Featured Pic (above): Dr. Kelly Straka is the new MDNR Wildlife Division Veterinarian and is proof positive ladies love to hunt wild pheasants too. Her favorite shotgun for wild Thumb roosters this past December is a semi-automatic 12 ga. The MDNR places a strong focus on pheasant (and small game) hunting in Michigan.
By: Tom Lounsbury.
The pheasant’s history in Michigan is relatively short when you figure overall events in century form. I’m always amazed by the amount of folks today who believe the pheasant is an indigenous (native) wild bird species to North America. The reality is that the pheasant is indigenous only to Asia, from Siberia to Burma with distinct types (races) according to the region. The Romans are credited, thanks to trade with the East, in bringing the pheasant to mainland Europe and the British Isles. This was due to the fact the pheasant was looked upon as a culinary delight (and not a game bird) and was mainly transported around by the Romans for this reason (just like chickens and other fowl).
The pheasant belongs to the order Galliformes which includes chickens, peacocks, grouse and turkeys, so it is definitely good to eat, as well as the roosters are quite colorful. On estates in Europe and the British Isles during the Middle Ages, the pheasant was looked upon not only as a culinary delight, but also as a lawn ornament of sorts. Of course the pheasant truly has a free spirit and plenty would escape to adapt and propagate in the wild. This is when it would begin its status as a game bird especially when firearms came into the picture for hunting, and wing-shooting came into being (flintlock firearms used in those earlier times were known as fowling pieces or “fowlers” – I took some “buckskinners” pheasant hunting on my farm last October who used such).
Attempts were made to establish the pheasant in Colonial America (1700s) with birds from England, but proved to be unsuccessful. In 1881, a former Ambassador to China who had developed a taste for pheasant had a number shipped from China to his home state of Oregon. This time, no doubt due to ideal habitat combined with continuous ideal weather, the transplant eventually took hold in a big way. Oregon held the first official pheasant season in North America in 1889, with over 50,000 birds being harvested on the opening day.

^^^^

INSTRUCTIONS |
a) According to the pheasant article, in what year did Oregon hold the first official pheasant season in North America?
b) Using the pheasant article, explain why the pheasants shipped from China to Oregon in 1881 took hold when the earlier Colonial attempts had not. Use one to three sentences.
c) Carry the pheasant article forward from its final sentence.

^^^^

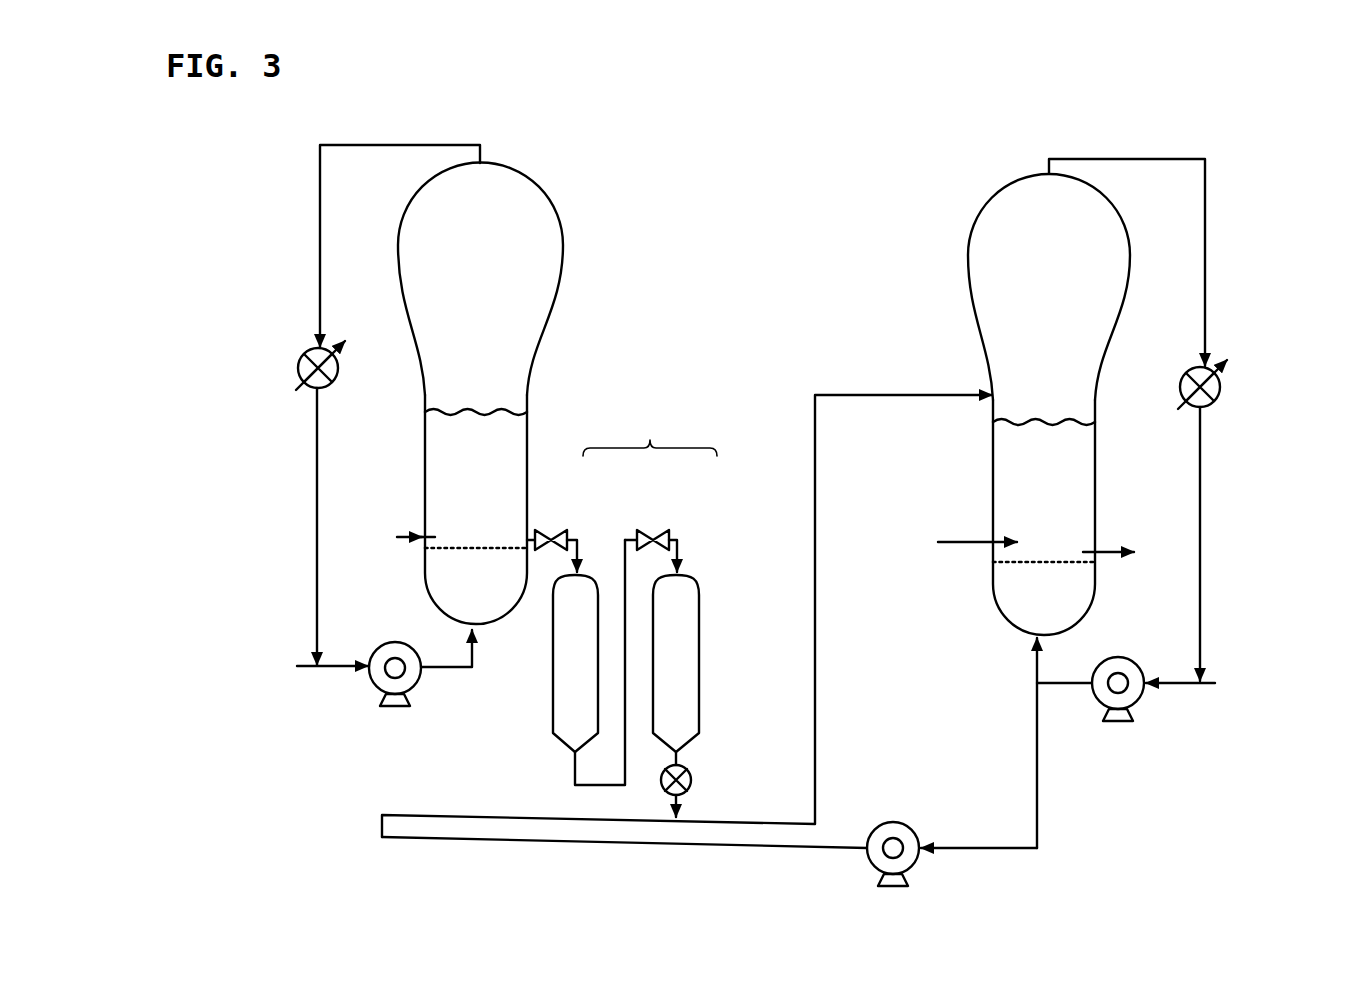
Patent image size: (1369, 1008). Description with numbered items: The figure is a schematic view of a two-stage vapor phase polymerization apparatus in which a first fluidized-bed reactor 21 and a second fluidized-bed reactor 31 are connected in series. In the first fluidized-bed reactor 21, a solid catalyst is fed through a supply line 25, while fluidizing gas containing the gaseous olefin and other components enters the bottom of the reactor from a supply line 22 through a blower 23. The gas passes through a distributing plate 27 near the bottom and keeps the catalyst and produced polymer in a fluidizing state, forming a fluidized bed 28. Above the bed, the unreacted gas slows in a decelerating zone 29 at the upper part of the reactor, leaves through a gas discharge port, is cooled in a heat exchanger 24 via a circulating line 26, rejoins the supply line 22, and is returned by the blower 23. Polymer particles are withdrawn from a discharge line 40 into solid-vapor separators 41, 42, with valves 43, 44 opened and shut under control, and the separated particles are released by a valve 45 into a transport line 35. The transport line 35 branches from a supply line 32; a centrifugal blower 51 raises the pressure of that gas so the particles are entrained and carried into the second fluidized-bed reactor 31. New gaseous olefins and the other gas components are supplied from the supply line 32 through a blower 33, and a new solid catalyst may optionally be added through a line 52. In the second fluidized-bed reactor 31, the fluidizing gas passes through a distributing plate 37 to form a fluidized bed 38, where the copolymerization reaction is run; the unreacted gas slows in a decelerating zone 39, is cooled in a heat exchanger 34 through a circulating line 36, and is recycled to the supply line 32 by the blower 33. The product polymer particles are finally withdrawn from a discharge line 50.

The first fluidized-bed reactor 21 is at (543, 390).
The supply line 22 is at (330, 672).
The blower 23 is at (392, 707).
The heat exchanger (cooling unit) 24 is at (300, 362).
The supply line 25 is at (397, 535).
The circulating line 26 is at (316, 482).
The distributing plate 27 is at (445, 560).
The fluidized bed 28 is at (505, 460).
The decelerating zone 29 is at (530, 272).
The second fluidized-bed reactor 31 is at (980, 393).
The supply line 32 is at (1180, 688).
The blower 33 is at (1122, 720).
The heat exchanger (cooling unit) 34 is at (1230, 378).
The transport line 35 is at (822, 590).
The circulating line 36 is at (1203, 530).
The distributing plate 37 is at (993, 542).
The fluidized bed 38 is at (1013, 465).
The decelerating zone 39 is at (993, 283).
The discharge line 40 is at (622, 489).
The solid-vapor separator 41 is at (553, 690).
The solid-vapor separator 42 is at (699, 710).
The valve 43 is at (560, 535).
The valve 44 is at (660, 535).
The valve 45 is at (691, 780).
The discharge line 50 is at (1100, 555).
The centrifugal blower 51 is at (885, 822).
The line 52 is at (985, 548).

^^^^

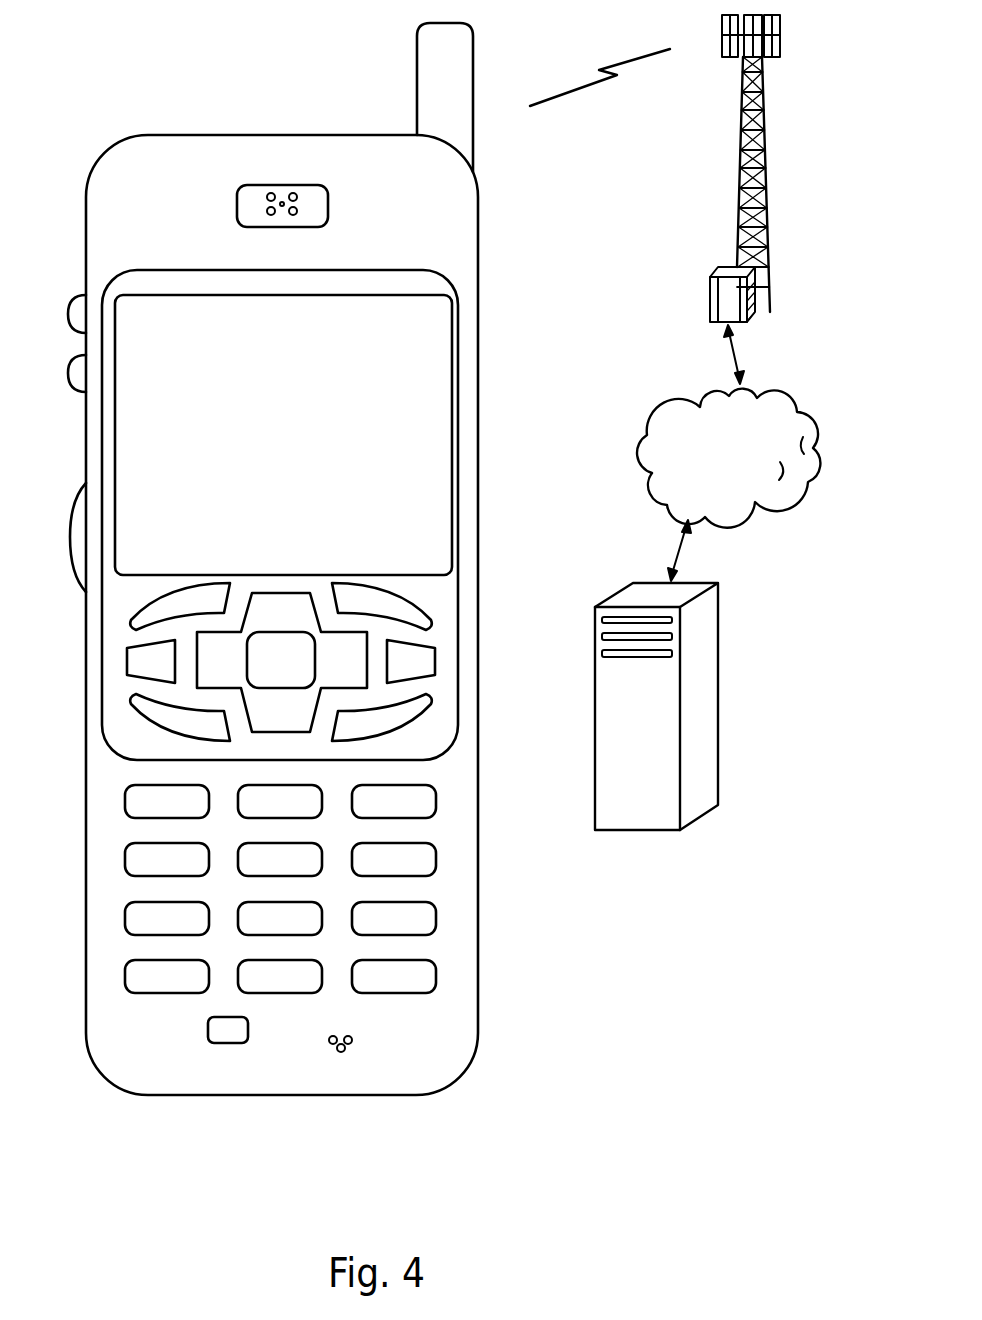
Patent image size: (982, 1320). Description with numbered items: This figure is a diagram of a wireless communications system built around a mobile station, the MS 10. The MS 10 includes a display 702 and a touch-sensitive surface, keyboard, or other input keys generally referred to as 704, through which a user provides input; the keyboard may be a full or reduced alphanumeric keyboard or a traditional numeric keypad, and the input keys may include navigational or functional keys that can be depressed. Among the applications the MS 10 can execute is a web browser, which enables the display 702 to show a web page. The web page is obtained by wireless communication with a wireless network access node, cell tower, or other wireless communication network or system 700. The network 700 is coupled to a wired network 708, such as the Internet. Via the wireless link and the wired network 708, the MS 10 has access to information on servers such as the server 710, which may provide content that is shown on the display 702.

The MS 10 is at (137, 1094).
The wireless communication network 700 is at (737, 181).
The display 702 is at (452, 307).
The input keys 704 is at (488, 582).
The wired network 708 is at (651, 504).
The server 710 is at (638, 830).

^^^^

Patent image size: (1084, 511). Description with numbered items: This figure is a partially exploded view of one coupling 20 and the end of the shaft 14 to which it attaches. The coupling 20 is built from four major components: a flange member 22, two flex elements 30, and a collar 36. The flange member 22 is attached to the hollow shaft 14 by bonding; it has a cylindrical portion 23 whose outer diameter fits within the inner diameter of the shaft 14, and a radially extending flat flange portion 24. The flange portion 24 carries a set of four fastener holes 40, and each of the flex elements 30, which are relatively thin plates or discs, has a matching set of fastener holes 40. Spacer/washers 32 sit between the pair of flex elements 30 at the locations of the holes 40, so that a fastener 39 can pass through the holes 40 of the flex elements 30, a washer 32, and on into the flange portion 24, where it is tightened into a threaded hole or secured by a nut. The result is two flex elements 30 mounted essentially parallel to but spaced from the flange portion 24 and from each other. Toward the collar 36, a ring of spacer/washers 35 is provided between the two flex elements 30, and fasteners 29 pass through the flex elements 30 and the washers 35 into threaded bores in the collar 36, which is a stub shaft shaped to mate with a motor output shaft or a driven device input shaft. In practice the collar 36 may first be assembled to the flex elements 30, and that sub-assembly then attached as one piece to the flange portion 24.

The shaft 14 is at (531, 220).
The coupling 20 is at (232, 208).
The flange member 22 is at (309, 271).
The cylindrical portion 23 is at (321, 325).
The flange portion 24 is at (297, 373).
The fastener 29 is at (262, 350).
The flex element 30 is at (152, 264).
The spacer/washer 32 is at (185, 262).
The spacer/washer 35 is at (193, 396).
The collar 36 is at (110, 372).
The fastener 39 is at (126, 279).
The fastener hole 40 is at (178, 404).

^^^^

EXPECTED OUTPUTS |
a) 1889

b) The article credits the Oregon transplant's success to ideal habitat combined with continuous ideal weather. Because of this, the birds eventually took hold in a big way.

c)
This news would reach sportsmen across the nation who in turn would want their states to follow Oregon’s example. Of course Oregon’s pheasants were true “Chinese Ring-Necks” direct from China. Pheasants east of the Mississippi can trace their lineage to eastern game farms (that obtained the original eggs from the British Isles). The bloodlines here would definitely feature the Chinese Ring-Neck (due to the distinctive white ring around roosters’ necks), but also some other races as well. The proper name for the mixed-blood pheasants being released in the eastern states, including Michigan, is simply “ring-necked pheasants”.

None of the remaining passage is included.